## START

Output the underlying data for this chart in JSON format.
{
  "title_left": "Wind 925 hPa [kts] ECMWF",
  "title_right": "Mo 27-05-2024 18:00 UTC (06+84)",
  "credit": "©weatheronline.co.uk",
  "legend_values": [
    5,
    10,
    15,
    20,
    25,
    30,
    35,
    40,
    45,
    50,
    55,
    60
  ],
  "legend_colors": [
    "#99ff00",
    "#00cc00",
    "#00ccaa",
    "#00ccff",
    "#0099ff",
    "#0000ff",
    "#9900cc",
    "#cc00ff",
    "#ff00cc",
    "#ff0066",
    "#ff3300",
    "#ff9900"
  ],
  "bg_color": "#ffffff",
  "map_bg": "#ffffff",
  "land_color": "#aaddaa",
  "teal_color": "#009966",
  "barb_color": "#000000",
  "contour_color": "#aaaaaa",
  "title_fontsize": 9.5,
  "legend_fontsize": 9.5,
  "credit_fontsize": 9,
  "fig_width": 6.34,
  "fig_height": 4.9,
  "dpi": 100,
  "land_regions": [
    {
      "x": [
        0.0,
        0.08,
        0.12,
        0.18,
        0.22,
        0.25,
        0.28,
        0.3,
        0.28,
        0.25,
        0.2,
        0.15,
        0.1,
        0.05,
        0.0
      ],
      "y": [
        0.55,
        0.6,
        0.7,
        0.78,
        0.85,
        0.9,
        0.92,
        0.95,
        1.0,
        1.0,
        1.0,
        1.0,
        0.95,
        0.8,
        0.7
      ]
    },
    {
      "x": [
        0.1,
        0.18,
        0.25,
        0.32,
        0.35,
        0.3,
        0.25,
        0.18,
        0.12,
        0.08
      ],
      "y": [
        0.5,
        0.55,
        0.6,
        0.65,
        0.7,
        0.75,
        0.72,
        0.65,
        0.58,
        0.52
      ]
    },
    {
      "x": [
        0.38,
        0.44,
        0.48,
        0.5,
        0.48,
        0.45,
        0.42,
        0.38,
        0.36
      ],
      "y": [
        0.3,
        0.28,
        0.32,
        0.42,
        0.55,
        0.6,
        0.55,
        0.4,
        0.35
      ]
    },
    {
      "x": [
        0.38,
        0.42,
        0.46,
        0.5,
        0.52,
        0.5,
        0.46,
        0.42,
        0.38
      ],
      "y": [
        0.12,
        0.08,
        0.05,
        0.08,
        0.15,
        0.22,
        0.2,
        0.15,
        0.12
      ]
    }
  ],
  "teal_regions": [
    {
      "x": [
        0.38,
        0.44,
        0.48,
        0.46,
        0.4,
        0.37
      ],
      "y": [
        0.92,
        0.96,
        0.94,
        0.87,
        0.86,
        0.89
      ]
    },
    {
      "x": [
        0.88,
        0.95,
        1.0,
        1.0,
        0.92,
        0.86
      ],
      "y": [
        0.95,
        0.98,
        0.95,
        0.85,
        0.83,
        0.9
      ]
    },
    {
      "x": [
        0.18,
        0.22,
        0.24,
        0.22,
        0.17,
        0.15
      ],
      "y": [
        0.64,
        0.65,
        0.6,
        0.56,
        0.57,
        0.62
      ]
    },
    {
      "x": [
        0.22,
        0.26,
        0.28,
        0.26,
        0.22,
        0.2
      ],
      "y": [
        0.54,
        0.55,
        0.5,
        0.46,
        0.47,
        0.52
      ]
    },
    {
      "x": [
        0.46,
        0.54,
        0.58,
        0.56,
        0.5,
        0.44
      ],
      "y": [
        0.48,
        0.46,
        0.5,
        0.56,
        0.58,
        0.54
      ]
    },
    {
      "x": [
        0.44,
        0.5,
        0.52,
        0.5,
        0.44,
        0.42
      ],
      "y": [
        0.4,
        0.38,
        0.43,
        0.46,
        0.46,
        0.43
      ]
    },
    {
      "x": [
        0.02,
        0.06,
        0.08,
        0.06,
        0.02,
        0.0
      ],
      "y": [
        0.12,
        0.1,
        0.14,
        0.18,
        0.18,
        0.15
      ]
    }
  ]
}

## END

Problem to solve
Repeat all the records. Match each line exactly.

Correct answer
Output the underlying data for this chart in JSON format.
{
  "title_left": "Wind 925 hPa [kts] ECMWF",
  "title_right": "Mo 27-05-2024 18:00 UTC (06+84)",
  "credit": "©weatheronline.co.uk",
  "legend_values": [
    5,
    10,
    15,
    20,
    25,
    30,
    35,
    40,
    45,
    50,
    55,
    60
  ],
  "legend_colors": [
    "#99ff00",
    "#00cc00",
    "#00ccaa",
    "#00ccff",
    "#0099ff",
    "#0000ff",
    "#9900cc",
    "#cc00ff",
    "#ff00cc",
    "#ff0066",
    "#ff3300",
    "#ff9900"
  ],
  "bg_color": "#ffffff",
  "map_bg": "#ffffff",
  "land_color": "#aaddaa",
  "teal_color": "#009966",
  "barb_color": "#000000",
  "contour_color": "#aaaaaa",
  "title_fontsize": 9.5,
  "legend_fontsize": 9.5,
  "credit_fontsize": 9,
  "fig_width": 6.34,
  "fig_height": 4.9,
  "dpi": 100,
  "land_regions": [
    {
      "x": [
        0.0,
        0.08,
        0.12,
        0.18,
        0.22,
        0.25,
        0.28,
        0.3,
        0.28,
        0.25,
        0.2,
        0.15,
        0.1,
        0.05,
        0.0
      ],
      "y": [
        0.55,
        0.6,
        0.7,
        0.78,
        0.85,
        0.9,
        0.92,
        0.95,
        1.0,
        1.0,
        1.0,
        1.0,
        0.95,
        0.8,
        0.7
      ]
    },
    {
      "x": [
        0.1,
        0.18,
        0.25,
        0.32,
        0.35,
        0.3,
        0.25,
        0.18,
        0.12,
        0.08
      ],
      "y": [
        0.5,
        0.55,
        0.6,
        0.65,
        0.7,
        0.75,
        0.72,
        0.65,
        0.58,
        0.52
      ]
    },
    {
      "x": [
        0.38,
        0.44,
        0.48,
        0.5,
        0.48,
        0.45,
        0.42,
        0.38,
        0.36
      ],
      "y": [
        0.3,
        0.28,
        0.32,
        0.42,
        0.55,
        0.6,
        0.55,
        0.4,
        0.35
      ]
    },
    {
      "x": [
        0.38,
        0.42,
        0.46,
        0.5,
        0.52,
        0.5,
        0.46,
        0.42,
        0.38
      ],
      "y": [
        0.12,
        0.08,
        0.05,
        0.08,
        0.15,
        0.22,
        0.2,
        0.15,
        0.12
      ]
    }
  ],
  "teal_regions": [
    {
      "x": [
        0.38,
        0.44,
        0.48,
        0.46,
        0.4,
        0.37
      ],
      "y": [
        0.92,
        0.96,
        0.94,
        0.87,
        0.86,
        0.89
      ]
    },
    {
      "x": [
        0.88,
        0.95,
        1.0,
        1.0,
        0.92,
        0.86
      ],
      "y": [
        0.95,
        0.98,
        0.95,
        0.85,
        0.83,
        0.9
      ]
    },
    {
      "x": [
        0.18,
        0.22,
        0.24,
        0.22,
        0.17,
        0.15
      ],
      "y": [
        0.64,
        0.65,
        0.6,
        0.56,
        0.57,
        0.62
      ]
    },
    {
      "x": [
        0.22,
        0.26,
        0.28,
        0.26,
        0.22,
        0.2
      ],
      "y": [
        0.54,
        0.55,
        0.5,
        0.46,
        0.47,
        0.52
      ]
    },
    {
      "x": [
        0.46,
        0.54,
        0.58,
        0.56,
        0.5,
        0.44
      ],
      "y": [
        0.48,
        0.46,
        0.5,
        0.56,
        0.58,
        0.54
      ]
    },
    {
      "x": [
        0.44,
        0.5,
        0.52,
        0.5,
        0.44,
        0.42
      ],
      "y": [
        0.4,
        0.38,
        0.43,
        0.46,
        0.46,
        0.43
      ]
    },
    {
      "x": [
        0.02,
        0.06,
        0.08,
        0.06,
        0.02,
        0.0
      ],
      "y": [
        0.12,
        0.1,
        0.14,
        0.18,
        0.18,
        0.15
      ]
    }
  ]
}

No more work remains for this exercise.